***** DATA ROWS

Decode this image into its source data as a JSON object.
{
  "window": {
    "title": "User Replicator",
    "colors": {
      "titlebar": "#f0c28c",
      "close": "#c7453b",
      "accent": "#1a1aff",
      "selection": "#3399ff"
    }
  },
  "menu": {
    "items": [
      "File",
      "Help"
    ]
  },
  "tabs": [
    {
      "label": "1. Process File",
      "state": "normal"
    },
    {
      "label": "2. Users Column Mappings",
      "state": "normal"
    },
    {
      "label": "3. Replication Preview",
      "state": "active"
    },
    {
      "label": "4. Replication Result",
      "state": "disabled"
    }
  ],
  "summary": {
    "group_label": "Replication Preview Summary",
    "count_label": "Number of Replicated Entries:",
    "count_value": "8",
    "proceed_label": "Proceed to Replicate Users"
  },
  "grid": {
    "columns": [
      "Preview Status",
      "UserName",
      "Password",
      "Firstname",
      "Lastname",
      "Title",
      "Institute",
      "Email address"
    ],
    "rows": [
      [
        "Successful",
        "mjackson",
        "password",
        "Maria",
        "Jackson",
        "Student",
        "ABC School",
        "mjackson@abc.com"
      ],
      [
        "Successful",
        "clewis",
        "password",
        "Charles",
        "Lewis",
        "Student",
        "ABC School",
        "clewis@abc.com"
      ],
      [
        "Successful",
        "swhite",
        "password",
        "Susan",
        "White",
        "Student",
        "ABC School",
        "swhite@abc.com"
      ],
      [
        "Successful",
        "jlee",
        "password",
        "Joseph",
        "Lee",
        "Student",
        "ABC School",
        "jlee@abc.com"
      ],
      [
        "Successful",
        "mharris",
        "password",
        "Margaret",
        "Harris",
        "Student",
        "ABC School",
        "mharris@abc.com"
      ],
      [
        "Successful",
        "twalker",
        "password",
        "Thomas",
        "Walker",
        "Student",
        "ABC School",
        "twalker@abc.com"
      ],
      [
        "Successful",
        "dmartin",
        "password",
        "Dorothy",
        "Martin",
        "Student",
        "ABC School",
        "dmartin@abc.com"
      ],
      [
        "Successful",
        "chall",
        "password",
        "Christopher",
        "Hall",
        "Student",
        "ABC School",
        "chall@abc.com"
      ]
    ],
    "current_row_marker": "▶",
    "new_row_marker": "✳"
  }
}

**********

In the records above, locate the lines holding the word "Users". Copy each of them.

      "label": "2. Users Column Mappings",
    "proceed_label": "Proceed to Replicate Users"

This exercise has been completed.